◆ WORK TO COMPLETE
Exactly as written, return every line of the data below.

◆ RECORDS SUPPLIED

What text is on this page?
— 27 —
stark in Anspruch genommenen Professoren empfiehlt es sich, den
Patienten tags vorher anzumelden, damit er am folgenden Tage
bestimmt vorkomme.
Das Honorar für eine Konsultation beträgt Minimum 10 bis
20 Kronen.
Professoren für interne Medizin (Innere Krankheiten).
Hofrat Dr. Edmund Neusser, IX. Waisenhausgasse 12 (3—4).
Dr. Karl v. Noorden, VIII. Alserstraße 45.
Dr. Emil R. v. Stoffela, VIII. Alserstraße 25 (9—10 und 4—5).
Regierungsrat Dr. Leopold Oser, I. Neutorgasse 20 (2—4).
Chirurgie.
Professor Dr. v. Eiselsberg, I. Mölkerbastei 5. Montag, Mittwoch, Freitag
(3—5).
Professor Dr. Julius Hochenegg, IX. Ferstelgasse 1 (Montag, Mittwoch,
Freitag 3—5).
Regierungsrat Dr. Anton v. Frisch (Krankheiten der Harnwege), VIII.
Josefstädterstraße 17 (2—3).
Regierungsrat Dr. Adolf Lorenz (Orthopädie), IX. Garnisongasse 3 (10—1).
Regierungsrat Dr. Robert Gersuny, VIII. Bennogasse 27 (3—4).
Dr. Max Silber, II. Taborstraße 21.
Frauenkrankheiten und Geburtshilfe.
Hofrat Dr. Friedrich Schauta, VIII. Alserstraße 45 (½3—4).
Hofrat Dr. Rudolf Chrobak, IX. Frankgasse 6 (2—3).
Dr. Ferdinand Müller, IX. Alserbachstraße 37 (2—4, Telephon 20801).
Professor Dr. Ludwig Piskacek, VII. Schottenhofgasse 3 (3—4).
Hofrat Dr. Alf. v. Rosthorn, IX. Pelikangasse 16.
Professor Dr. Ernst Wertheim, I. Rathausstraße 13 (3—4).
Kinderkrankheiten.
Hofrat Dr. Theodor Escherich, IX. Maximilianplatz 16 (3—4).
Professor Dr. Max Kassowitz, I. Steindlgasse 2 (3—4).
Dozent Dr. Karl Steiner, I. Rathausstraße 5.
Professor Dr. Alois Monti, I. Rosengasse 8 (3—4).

◆ ANSWER FOR THE TASK
What text is on this page?
— 27 —
stark in Anspruch genommenen Professoren empfiehlt es sich, den
Patienten tags vorher anzumelden, damit er am folgenden Tage
bestimmt vorkomme.
Das Honorar für eine Konsultation beträgt Minimum 10 bis
20 Kronen.
Professoren für interne Medizin (Innere Krankheiten).
Hofrat Dr. Edmund Neusser, IX. Waisenhausgasse 12 (3—4).
Dr. Karl v. Noorden, VIII. Alserstraße 45.
Dr. Emil R. v. Stoffela, VIII. Alserstraße 25 (9—10 und 4—5).
Regierungsrat Dr. Leopold Oser, I. Neutorgasse 20 (2—4).
Chirurgie.
Professor Dr. v. Eiselsberg, I. Mölkerbastei 5. Montag, Mittwoch, Freitag
(3—5).
Professor Dr. Julius Hochenegg, IX. Ferstelgasse 1 (Montag, Mittwoch,
Freitag 3—5).
Regierungsrat Dr. Anton v. Frisch (Krankheiten der Harnwege), VIII.
Josefstädterstraße 17 (2—3).
Regierungsrat Dr. Adolf Lorenz (Orthopädie), IX. Garnisongasse 3 (10—1).
Regierungsrat Dr. Robert Gersuny, VIII. Bennogasse 27 (3—4).
Dr. Max Silber, II. Taborstraße 21.
Frauenkrankheiten und Geburtshilfe.
Hofrat Dr. Friedrich Schauta, VIII. Alserstraße 45 (½3—4).
Hofrat Dr. Rudolf Chrobak, IX. Frankgasse 6 (2—3).
Dr. Ferdinand Müller, IX. Alserbachstraße 37 (2—4, Telephon 20801).
Professor Dr. Ludwig Piskacek, VII. Schottenhofgasse 3 (3—4).
Hofrat Dr. Alf. v. Rosthorn, IX. Pelikangasse 16.
Professor Dr. Ernst Wertheim, I. Rathausstraße 13 (3—4).
Kinderkrankheiten.
Hofrat Dr. Theodor Escherich, IX. Maximilianplatz 16 (3—4).
Professor Dr. Max Kassowitz, I. Steindlgasse 2 (3—4).
Dozent Dr. Karl Steiner, I. Rathausstraße 5.
Professor Dr. Alois Monti, I. Rosengasse 8 (3—4).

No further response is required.